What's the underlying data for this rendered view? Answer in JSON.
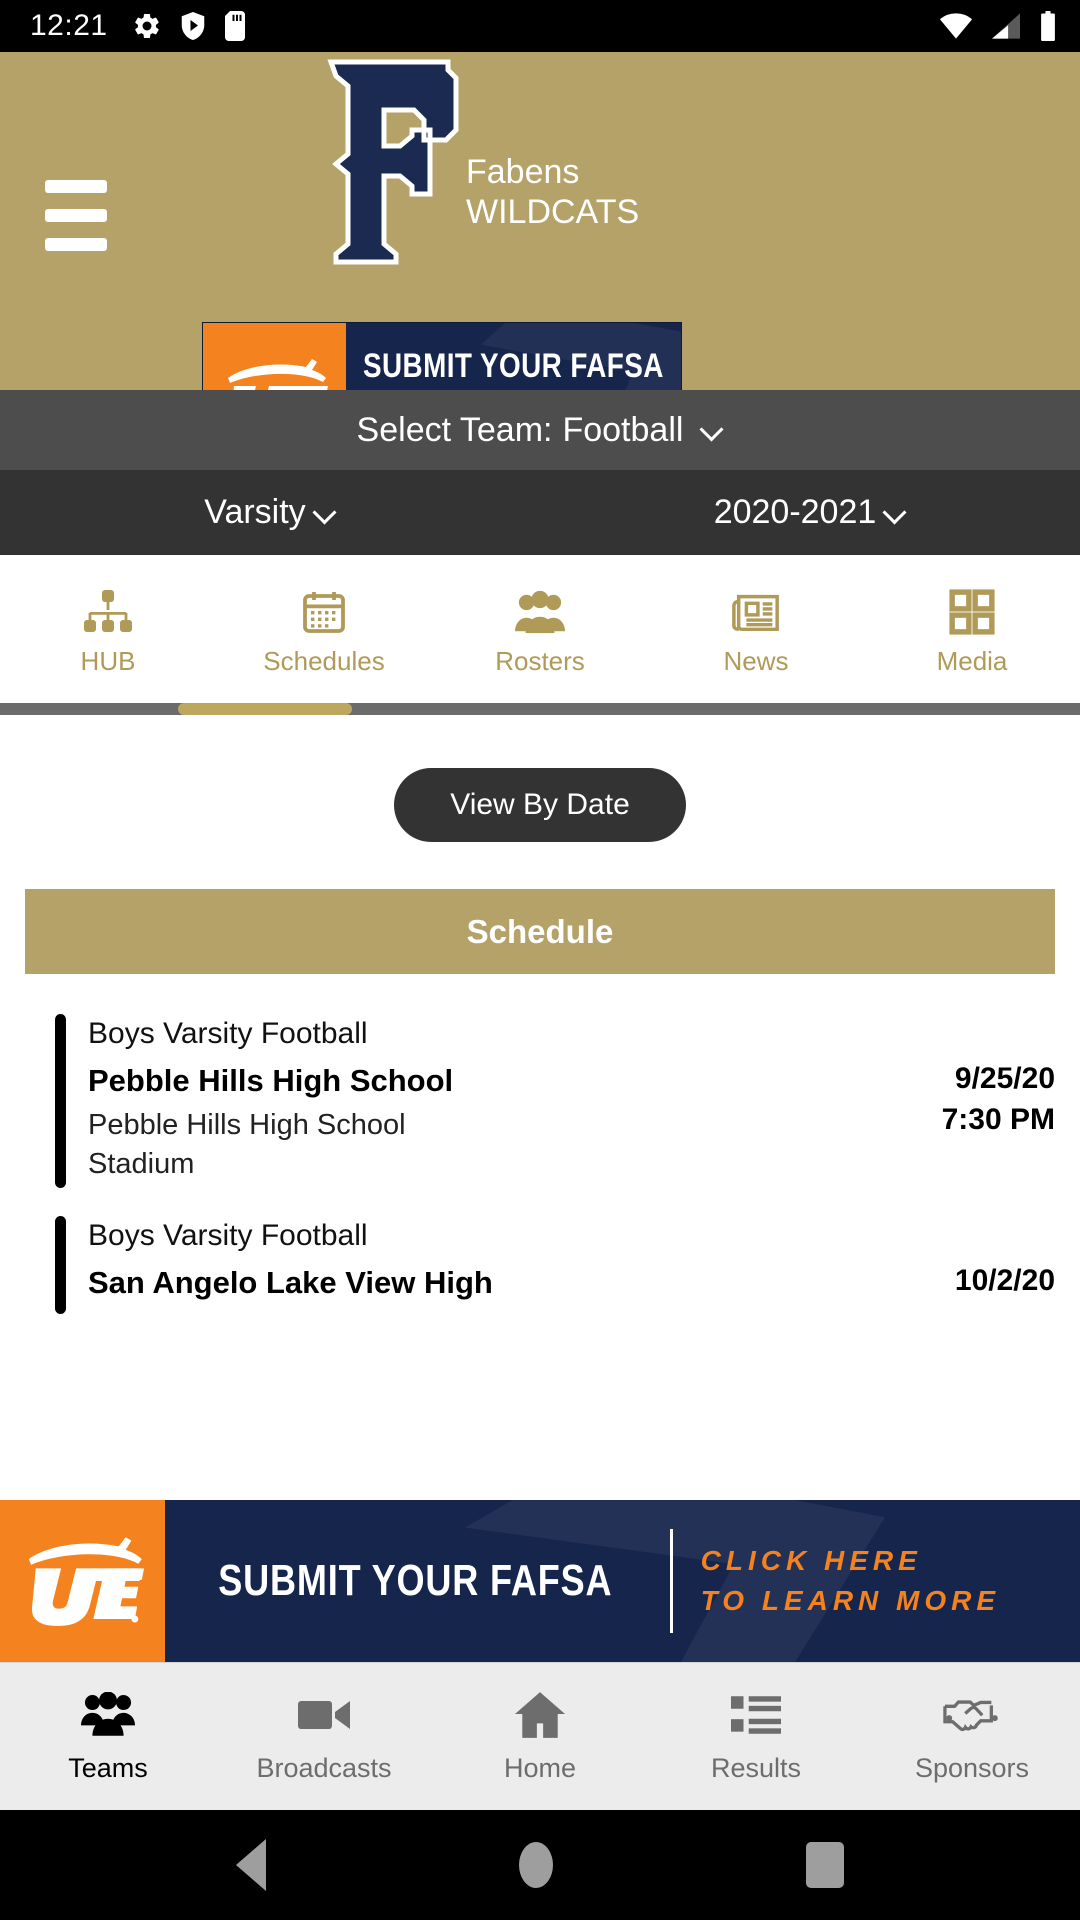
{
  "status_bar": {
    "time": "12:21",
    "left_icons": [
      "gear-icon",
      "shield-play-icon",
      "sd-card-icon"
    ],
    "right_icons": [
      "wifi-icon",
      "cellular-signal-icon",
      "battery-icon"
    ]
  },
  "header": {
    "menu_icon": "hamburger-menu-icon",
    "logo_letter": "F",
    "school_name": "Fabens",
    "mascot": "WILDCATS",
    "background_color": "#b5a269",
    "logo_color": "#1b2a50"
  },
  "ad_banner": {
    "sponsor": "UTEP",
    "title": "SUBMIT YOUR FAFSA",
    "subtitle_line1": "CLICK HERE",
    "subtitle_line2": "TO LEARN MORE",
    "accent_color": "#f4821f",
    "background_color": "#16254c"
  },
  "team_selector": {
    "label": "Select Team:",
    "value": "Football",
    "chevron": "chevron-down-icon"
  },
  "level_season": {
    "level": "Varsity",
    "season": "2020-2021"
  },
  "section_tabs": [
    {
      "label": "HUB",
      "icon": "sitemap-icon"
    },
    {
      "label": "Schedules",
      "icon": "calendar-icon",
      "active": true
    },
    {
      "label": "Rosters",
      "icon": "people-group-icon"
    },
    {
      "label": "News",
      "icon": "newspaper-icon"
    },
    {
      "label": "Media",
      "icon": "grid-squares-icon"
    }
  ],
  "content": {
    "view_by_date_label": "View By Date",
    "schedule_heading": "Schedule",
    "events": [
      {
        "sport": "Boys Varsity Football",
        "opponent": "Pebble Hills High School",
        "venue": "Pebble Hills High School Stadium",
        "date": "9/25/20",
        "time": "7:30 PM"
      },
      {
        "sport": "Boys Varsity Football",
        "opponent": "San Angelo Lake View High",
        "venue": "",
        "date": "10/2/20",
        "time": ""
      }
    ]
  },
  "bottom_nav": [
    {
      "label": "Teams",
      "icon": "people-group-icon",
      "active": true
    },
    {
      "label": "Broadcasts",
      "icon": "video-camera-icon",
      "active": false
    },
    {
      "label": "Home",
      "icon": "house-icon",
      "active": false
    },
    {
      "label": "Results",
      "icon": "list-icon",
      "active": false
    },
    {
      "label": "Sponsors",
      "icon": "handshake-icon",
      "active": false
    }
  ],
  "android_nav": {
    "back": "back-triangle-icon",
    "home": "home-circle-icon",
    "recents": "recents-square-icon"
  }
}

### AIM OF THE EXERCISE
All of the material above needs to be restated exactly, with no pictures.

### THE REPLY
What's the underlying data for this rendered view? Answer in JSON.
{
  "status_bar": {
    "time": "12:21",
    "left_icons": [
      "gear-icon",
      "shield-play-icon",
      "sd-card-icon"
    ],
    "right_icons": [
      "wifi-icon",
      "cellular-signal-icon",
      "battery-icon"
    ]
  },
  "header": {
    "menu_icon": "hamburger-menu-icon",
    "logo_letter": "F",
    "school_name": "Fabens",
    "mascot": "WILDCATS",
    "background_color": "#b5a269",
    "logo_color": "#1b2a50"
  },
  "ad_banner": {
    "sponsor": "UTEP",
    "title": "SUBMIT YOUR FAFSA",
    "subtitle_line1": "CLICK HERE",
    "subtitle_line2": "TO LEARN MORE",
    "accent_color": "#f4821f",
    "background_color": "#16254c"
  },
  "team_selector": {
    "label": "Select Team:",
    "value": "Football",
    "chevron": "chevron-down-icon"
  },
  "level_season": {
    "level": "Varsity",
    "season": "2020-2021"
  },
  "section_tabs": [
    {
      "label": "HUB",
      "icon": "sitemap-icon"
    },
    {
      "label": "Schedules",
      "icon": "calendar-icon",
      "active": true
    },
    {
      "label": "Rosters",
      "icon": "people-group-icon"
    },
    {
      "label": "News",
      "icon": "newspaper-icon"
    },
    {
      "label": "Media",
      "icon": "grid-squares-icon"
    }
  ],
  "content": {
    "view_by_date_label": "View By Date",
    "schedule_heading": "Schedule",
    "events": [
      {
        "sport": "Boys Varsity Football",
        "opponent": "Pebble Hills High School",
        "venue": "Pebble Hills High School Stadium",
        "date": "9/25/20",
        "time": "7:30 PM"
      },
      {
        "sport": "Boys Varsity Football",
        "opponent": "San Angelo Lake View High",
        "venue": "",
        "date": "10/2/20",
        "time": ""
      }
    ]
  },
  "bottom_nav": [
    {
      "label": "Teams",
      "icon": "people-group-icon",
      "active": true
    },
    {
      "label": "Broadcasts",
      "icon": "video-camera-icon",
      "active": false
    },
    {
      "label": "Home",
      "icon": "house-icon",
      "active": false
    },
    {
      "label": "Results",
      "icon": "list-icon",
      "active": false
    },
    {
      "label": "Sponsors",
      "icon": "handshake-icon",
      "active": false
    }
  ],
  "android_nav": {
    "back": "back-triangle-icon",
    "home": "home-circle-icon",
    "recents": "recents-square-icon"
  }
}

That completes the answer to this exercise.